Personal details
- Born: 26 February 1812 England
- Died: 19 June 1890 (aged 78) Wynberg, Cape Colony, British Empire
- Spouse(s): Susan Gaydon ​(m. 1844⁠–⁠1869)​ Ann McNamara ​(m. 1872⁠–⁠1874)​ Martha Solomons ​ ​(m. 1880⁠–⁠1890)​
- Children: Emma Collins; John Grey; Frances Grey; Lady Mary Grey;
- Parent(s): Harry Grey Frances Elizabeth Ellis
- Education: Sherborne School University of Oxford
- Occupation: clergyman, farm labourer, miner

= Harry Grey, 8th Earl of Stamford =

British aristocrat and clergyman

Harry Grey, 8th Earl of Stamford (26 February 1812 – 19 June 1890) was an English peer and Anglican clergyman.

==Biography==
Harry Grey was born in England, the son of Revd. Harry Grey (1783–1860) and Frances Elizabeth Ellis. His grandfather was the Hon. John Grey, son of Harry Grey, 4th Earl of Stamford.

He was educated at Sherborne and at Oxford, well-schooled in the classics, including Latin, Greek, Theology and Philosophy. In 1836, he took Holy Orders in the Church of England. He married in Devon in 1844 to the "lower class" Susan Gaydon, but later developed a serious drink and gambling problem. He was sent to the Cape Colony as a remittance man, leaving his wife behind receiving a monthly stipend. It seems that there was an arrangement between them, and that she was not displeased with this development, having formed an attachment with a more suitable partner.

Once in the Cape Colony, he stayed in the historic Cape Town suburb of Wynberg, and then worked as a miner in Namaqualand. Later he was, by all accounts, a farm labourer just outside the hamlet of Wellington. His first wife died in Devon in 1869. After siring a child, Emma, with Caroline Collins, he remarried in 1872 in the Cape Colony. Ann McNamara, his second wife, was suffering from tuberculosis and he engaged his future third wife, Martha Solomons, as a nursemaid. Martha was the daughter of a Cape freed slave whom he had met a decade before in Wellington. When his second wife died in 1874, Harry Grey entered into a relationship with Martha which led to the birth of a son, John, in 1879, and a daughter, Frances. He married Martha in 1880 to legitimise the two children. In 1882, the couple had a further daughter, who would become Lady Mary Grey. The middle daughter of Harry Grey and Martha Solomons died of smallpox at an early age, which coincided with Harry Grey becoming Earl.

▶ _Given data_:
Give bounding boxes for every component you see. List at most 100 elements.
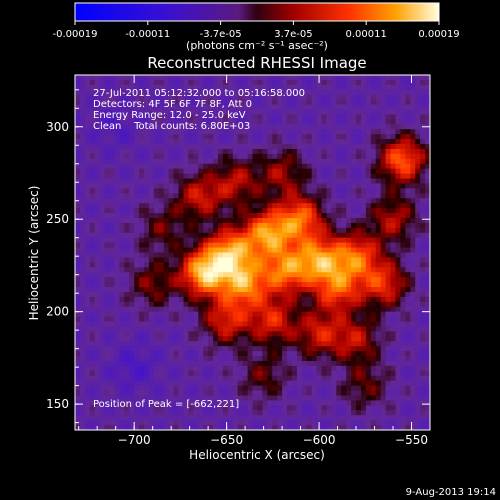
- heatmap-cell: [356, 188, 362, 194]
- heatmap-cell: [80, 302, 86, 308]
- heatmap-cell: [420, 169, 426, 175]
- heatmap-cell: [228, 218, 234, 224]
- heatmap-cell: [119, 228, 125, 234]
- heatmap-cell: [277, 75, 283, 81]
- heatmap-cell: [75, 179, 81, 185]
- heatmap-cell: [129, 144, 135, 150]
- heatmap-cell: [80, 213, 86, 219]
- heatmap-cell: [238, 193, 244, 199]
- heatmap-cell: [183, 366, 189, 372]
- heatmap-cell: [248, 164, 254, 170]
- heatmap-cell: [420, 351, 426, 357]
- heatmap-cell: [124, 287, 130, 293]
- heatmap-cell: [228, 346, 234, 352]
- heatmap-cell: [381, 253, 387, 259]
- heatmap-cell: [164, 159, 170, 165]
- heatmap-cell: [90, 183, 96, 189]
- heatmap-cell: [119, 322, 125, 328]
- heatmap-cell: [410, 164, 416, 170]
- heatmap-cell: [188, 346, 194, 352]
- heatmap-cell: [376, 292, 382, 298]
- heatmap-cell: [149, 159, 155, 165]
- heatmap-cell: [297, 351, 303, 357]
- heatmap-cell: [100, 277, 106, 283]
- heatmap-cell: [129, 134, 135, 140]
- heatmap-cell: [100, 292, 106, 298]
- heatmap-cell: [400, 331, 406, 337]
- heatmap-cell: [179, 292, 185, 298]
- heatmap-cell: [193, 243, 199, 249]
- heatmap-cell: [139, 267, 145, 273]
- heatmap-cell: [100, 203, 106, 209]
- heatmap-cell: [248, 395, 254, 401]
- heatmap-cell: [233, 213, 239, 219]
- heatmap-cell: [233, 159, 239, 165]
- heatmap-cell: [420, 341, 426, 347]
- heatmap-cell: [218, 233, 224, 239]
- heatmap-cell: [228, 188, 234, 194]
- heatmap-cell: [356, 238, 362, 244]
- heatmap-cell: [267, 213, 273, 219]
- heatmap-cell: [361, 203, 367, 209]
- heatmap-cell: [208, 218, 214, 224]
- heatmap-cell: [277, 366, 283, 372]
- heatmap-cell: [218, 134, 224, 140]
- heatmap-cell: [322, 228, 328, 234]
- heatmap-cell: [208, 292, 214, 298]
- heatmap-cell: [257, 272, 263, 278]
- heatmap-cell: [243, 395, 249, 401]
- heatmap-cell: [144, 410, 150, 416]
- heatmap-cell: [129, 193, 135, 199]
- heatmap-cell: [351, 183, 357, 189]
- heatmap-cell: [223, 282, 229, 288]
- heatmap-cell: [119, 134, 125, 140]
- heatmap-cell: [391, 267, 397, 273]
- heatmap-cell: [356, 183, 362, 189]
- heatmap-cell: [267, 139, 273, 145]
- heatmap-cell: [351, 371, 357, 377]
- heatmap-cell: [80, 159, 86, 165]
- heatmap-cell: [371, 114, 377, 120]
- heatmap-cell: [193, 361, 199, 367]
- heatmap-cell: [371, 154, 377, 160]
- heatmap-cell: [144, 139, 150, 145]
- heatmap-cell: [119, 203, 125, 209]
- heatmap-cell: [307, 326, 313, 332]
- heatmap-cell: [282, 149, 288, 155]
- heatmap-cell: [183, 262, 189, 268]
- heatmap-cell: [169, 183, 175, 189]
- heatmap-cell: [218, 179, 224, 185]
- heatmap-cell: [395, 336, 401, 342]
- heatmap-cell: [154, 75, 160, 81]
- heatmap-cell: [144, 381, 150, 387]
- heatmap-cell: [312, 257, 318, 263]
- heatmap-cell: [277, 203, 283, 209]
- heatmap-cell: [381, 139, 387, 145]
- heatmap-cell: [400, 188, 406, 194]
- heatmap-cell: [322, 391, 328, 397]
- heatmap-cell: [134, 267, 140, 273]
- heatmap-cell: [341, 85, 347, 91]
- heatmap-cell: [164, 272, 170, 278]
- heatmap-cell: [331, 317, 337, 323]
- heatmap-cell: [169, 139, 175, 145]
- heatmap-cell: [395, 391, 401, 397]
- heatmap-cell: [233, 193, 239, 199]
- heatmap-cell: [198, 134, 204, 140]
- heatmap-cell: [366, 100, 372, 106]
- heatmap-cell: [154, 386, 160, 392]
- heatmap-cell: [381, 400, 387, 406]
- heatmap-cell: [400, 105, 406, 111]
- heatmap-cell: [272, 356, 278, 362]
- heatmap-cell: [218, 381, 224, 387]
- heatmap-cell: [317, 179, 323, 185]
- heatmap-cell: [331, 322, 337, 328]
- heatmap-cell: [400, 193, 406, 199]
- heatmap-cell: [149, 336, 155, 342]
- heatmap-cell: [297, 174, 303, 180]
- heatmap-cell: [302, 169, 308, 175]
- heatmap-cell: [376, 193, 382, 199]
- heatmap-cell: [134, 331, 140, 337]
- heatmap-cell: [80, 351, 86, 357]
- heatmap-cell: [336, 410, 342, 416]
==
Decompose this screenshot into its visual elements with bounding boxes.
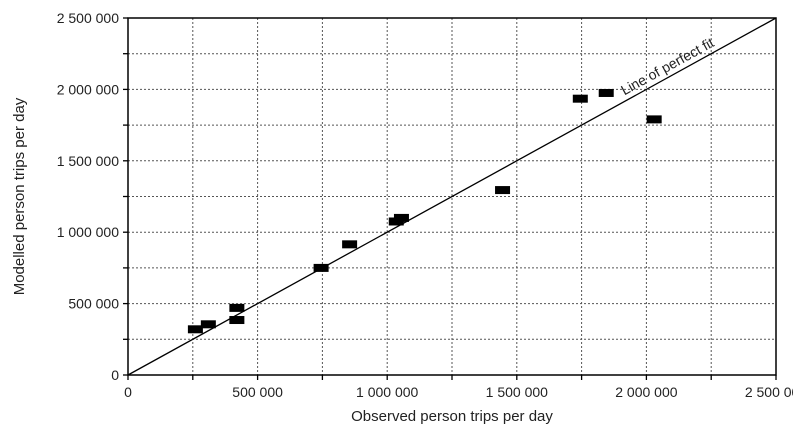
==
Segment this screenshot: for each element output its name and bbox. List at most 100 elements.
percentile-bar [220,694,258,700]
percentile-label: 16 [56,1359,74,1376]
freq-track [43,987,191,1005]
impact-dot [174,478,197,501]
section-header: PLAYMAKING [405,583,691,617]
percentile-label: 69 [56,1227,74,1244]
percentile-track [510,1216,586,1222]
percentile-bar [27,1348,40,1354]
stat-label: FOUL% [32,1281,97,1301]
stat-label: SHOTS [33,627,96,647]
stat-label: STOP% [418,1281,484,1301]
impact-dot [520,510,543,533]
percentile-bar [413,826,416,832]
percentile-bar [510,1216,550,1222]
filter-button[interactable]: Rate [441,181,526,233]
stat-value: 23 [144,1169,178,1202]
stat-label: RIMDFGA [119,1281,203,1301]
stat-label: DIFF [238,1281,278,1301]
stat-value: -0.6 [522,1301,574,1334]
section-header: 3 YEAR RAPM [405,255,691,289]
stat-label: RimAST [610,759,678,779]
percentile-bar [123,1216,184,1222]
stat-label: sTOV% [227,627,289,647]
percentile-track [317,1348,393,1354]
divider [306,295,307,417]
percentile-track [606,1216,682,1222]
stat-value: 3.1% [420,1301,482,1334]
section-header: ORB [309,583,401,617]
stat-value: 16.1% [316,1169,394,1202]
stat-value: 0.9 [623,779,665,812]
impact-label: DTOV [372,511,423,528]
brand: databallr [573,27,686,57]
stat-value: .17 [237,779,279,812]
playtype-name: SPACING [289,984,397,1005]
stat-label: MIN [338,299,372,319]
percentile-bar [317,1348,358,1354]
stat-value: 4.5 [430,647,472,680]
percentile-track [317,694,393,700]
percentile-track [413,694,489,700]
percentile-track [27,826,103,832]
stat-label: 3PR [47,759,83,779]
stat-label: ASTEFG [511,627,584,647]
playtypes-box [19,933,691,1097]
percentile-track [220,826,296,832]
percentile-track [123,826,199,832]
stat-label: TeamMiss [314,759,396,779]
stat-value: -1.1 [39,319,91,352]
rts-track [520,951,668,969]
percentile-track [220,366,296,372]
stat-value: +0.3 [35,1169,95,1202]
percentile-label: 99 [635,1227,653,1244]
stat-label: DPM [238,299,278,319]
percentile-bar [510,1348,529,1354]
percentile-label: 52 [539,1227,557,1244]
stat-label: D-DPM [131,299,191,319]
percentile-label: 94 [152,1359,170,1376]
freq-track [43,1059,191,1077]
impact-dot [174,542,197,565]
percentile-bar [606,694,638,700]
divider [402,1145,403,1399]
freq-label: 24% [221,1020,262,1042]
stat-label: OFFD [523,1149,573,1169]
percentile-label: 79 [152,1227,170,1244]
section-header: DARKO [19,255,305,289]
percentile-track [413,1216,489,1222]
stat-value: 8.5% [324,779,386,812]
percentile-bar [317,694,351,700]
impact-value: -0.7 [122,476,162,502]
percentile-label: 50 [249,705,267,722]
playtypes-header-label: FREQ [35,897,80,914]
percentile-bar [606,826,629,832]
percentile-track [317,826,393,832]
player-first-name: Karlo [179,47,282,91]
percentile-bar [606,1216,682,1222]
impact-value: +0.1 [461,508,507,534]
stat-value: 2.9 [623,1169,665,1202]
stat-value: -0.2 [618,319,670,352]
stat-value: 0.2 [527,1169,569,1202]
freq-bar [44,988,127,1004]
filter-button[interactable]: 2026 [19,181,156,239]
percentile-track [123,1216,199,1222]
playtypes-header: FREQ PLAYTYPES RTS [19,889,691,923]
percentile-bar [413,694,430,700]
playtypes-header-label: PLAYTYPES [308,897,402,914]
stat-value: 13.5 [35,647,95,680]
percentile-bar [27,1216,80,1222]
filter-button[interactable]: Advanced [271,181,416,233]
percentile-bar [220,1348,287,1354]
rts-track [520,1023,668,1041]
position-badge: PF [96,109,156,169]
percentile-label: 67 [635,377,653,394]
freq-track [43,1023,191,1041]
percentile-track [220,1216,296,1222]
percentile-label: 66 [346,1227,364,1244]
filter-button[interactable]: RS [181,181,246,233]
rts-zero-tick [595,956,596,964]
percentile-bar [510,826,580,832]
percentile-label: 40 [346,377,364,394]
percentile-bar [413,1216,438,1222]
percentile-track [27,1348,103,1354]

▶ _Exercise directions_: Copy the stretch of the Harry Grey biography from "Personal details" through "and Anglican clergyman." word for word.

▶ _Full response_:
Personal details
- Born: 26 February 1812 England
- Died: 19 June 1890 (aged 78) Wynberg, Cape Colony, British Empire
- Spouse(s): Susan Gaydon ​(m. 1844⁠–⁠1869)​ Ann McNamara ​(m. 1872⁠–⁠1874)​ Martha Solomons ​ ​(m. 1880⁠–⁠1890)​
- Children: Emma Collins; John Grey; Frances Grey; Lady Mary Grey;
- Parent(s): Harry Grey Frances Elizabeth Ellis
- Education: Sherborne School University of Oxford
- Occupation: clergyman, farm labourer, miner

= Harry Grey, 8th Earl of Stamford =

British aristocrat and clergyman

Harry Grey, 8th Earl of Stamford (26 February 1812 – 19 June 1890) was an English peer and Anglican clergyman.